* Aim of the task
Copy each line below that includes "Grid".

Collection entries
- - - - -

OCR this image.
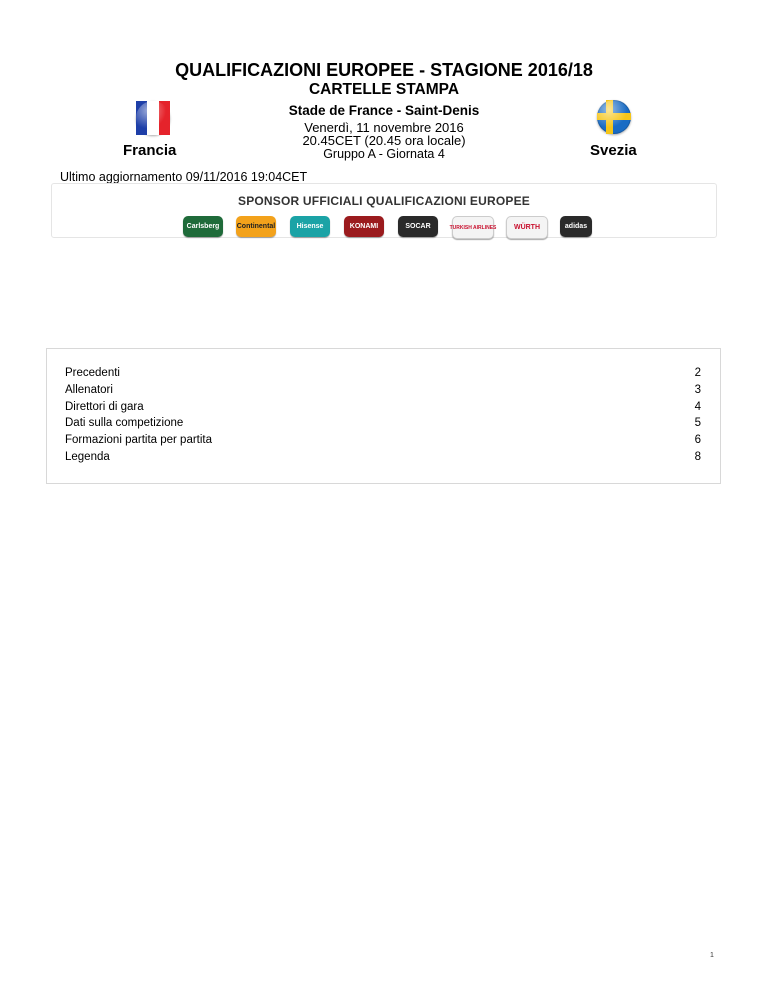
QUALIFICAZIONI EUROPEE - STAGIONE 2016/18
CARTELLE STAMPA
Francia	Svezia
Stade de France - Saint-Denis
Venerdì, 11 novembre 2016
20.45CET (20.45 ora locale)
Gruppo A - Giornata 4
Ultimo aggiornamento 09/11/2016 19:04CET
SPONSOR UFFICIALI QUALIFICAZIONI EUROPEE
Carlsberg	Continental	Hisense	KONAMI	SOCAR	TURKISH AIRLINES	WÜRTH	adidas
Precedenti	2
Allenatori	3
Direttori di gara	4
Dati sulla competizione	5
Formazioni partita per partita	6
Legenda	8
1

- - - - -

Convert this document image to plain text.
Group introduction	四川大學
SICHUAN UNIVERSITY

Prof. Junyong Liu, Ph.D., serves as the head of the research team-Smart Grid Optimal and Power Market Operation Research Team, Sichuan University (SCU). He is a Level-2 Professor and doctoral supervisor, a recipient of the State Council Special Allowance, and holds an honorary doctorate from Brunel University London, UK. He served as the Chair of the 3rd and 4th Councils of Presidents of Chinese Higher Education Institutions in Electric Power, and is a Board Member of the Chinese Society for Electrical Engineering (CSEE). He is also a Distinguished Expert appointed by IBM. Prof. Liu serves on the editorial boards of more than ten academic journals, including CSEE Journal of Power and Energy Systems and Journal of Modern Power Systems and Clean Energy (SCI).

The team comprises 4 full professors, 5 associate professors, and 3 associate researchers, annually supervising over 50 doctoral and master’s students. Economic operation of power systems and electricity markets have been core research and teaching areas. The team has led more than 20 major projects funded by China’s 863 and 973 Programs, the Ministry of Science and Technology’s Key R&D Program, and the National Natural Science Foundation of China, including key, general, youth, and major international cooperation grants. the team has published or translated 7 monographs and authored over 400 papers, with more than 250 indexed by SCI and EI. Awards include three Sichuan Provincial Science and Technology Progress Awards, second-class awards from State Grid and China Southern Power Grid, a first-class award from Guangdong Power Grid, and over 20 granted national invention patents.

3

- - - - -

* Final result
Prof. Junyong Liu, Ph.D., serves as the head of the research team-Smart Grid Optimal and Power Market Operation Research Team, Sichuan University (SCU). He is a Level-2 Professor and doctoral supervisor, a recipient of the State Council Special Allowance, and holds an honorary doctorate from Brunel University London, UK. He served as the Chair of the 3rd and 4th Councils of Presidents of Chinese Higher Education Institutions in Electric Power, and is a Board Member of the Chinese Society for Electrical Engineering (CSEE). He is also a Distinguished Expert appointed by IBM. Prof. Liu serves on the editorial boards of more than ten academic journals, including CSEE Journal of Power and Energy Systems and Journal of Modern Power Systems and Clean Energy (SCI).
The team comprises 4 full professors, 5 associate professors, and 3 associate researchers, annually supervising over 50 doctoral and master’s students. Economic operation of power systems and electricity markets have been core research and teaching areas. The team has led more than 20 major projects funded by China’s 863 and 973 Programs, the Ministry of Science and Technology’s Key R&D Program, and the National Natural Science Foundation of China, including key, general, youth, and major international cooperation grants. the team has published or translated 7 monographs and authored over 400 papers, with more than 250 indexed by SCI and EI. Awards include three Sichuan Provincial Science and Technology Progress Awards, second-class awards from State Grid and China Southern Power Grid, a first-class award from Guangdong Power Grid, and over 20 granted national invention patents.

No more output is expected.